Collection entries
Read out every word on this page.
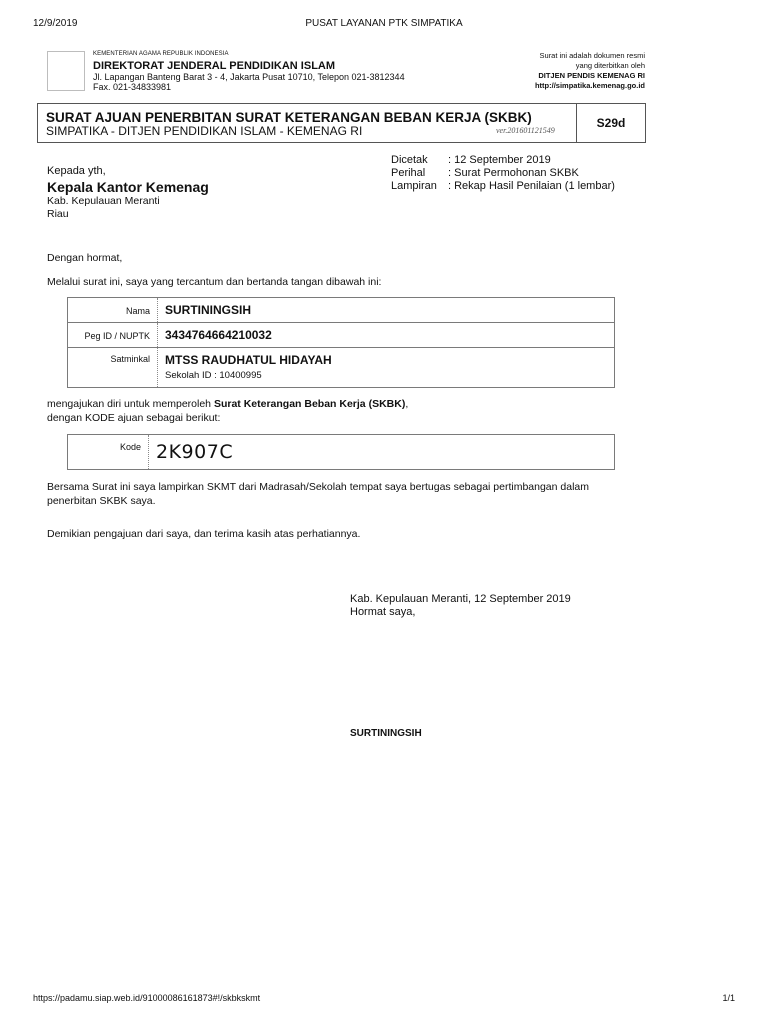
12/9/2019	PUSAT LAYANAN PTK SIMPATIKA
KEMENTERIAN AGAMA REPUBLIK INDONESIA
DIREKTORAT JENDERAL PENDIDIKAN ISLAM
Jl. Lapangan Banteng Barat 3 - 4, Jakarta Pusat 10710, Telepon 021-3812344
Fax. 021-34833981
Surat ini adalah dokumen resmi
yang diterbitkan oleh
DITJEN PENDIS KEMENAG RI
http://simpatika.kemenag.go.id
SURAT AJUAN PENERBITAN SURAT KETERANGAN BEBAN KERJA (SKBK)
SIMPATIKA - DITJEN PENDIDIKAN ISLAM - KEMENAG RI	ver.201601121549
S29d
Kepada yth,
Kepala Kantor Kemenag
Kab. Kepulauan Meranti
Riau
Dicetak	: 12 September 2019
Perihal	: Surat Permohonan SKBK
Lampiran	: Rekap Hasil Penilaian (1 lembar)
Dengan hormat,
Melalui surat ini, saya yang tercantum dan bertanda tangan dibawah ini:
Nama	SURTININGSIH
Peg ID / NUPTK	3434764664210032
Satminkal	MTSS RAUDHATUL HIDAYAH
Sekolah ID : 10400995
mengajukan diri untuk memperoleh Surat Keterangan Beban Kerja (SKBK),
dengan KODE ajuan sebagai berikut:
Kode 2K907C
Bersama Surat ini saya lampirkan SKMT dari Madrasah/Sekolah tempat saya bertugas sebagai pertimbangan dalam
penerbitan SKBK saya.
Demikian pengajuan dari saya, dan terima kasih atas perhatiannya.
Kab. Kepulauan Meranti, 12 September 2019
Hormat saya,
SURTININGSIH
https://padamu.siap.web.id/91000086161873#!/skbkskmt	1/1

> **Objective**
Every record above should be written out again exactly; the pictures stay out of the copy.

> **Exercise output**
Read out every word on this page.
12/9/2019	PUSAT LAYANAN PTK SIMPATIKA
KEMENTERIAN AGAMA REPUBLIK INDONESIA
DIREKTORAT JENDERAL PENDIDIKAN ISLAM
Jl. Lapangan Banteng Barat 3 - 4, Jakarta Pusat 10710, Telepon 021-3812344
Fax. 021-34833981
Surat ini adalah dokumen resmi
yang diterbitkan oleh
DITJEN PENDIS KEMENAG RI
http://simpatika.kemenag.go.id
SURAT AJUAN PENERBITAN SURAT KETERANGAN BEBAN KERJA (SKBK)
SIMPATIKA - DITJEN PENDIDIKAN ISLAM - KEMENAG RI	ver.201601121549
S29d
Kepada yth,
Kepala Kantor Kemenag
Kab. Kepulauan Meranti
Riau
Dicetak	: 12 September 2019
Perihal	: Surat Permohonan SKBK
Lampiran	: Rekap Hasil Penilaian (1 lembar)
Dengan hormat,
Melalui surat ini, saya yang tercantum dan bertanda tangan dibawah ini:
Nama	SURTININGSIH
Peg ID / NUPTK	3434764664210032
Satminkal	MTSS RAUDHATUL HIDAYAH
Sekolah ID : 10400995
mengajukan diri untuk memperoleh Surat Keterangan Beban Kerja (SKBK),
dengan KODE ajuan sebagai berikut:
Kode 2K907C
Bersama Surat ini saya lampirkan SKMT dari Madrasah/Sekolah tempat saya bertugas sebagai pertimbangan dalam
penerbitan SKBK saya.
Demikian pengajuan dari saya, dan terima kasih atas perhatiannya.
Kab. Kepulauan Meranti, 12 September 2019
Hormat saya,
SURTININGSIH
https://padamu.siap.web.id/91000086161873#!/skbkskmt	1/1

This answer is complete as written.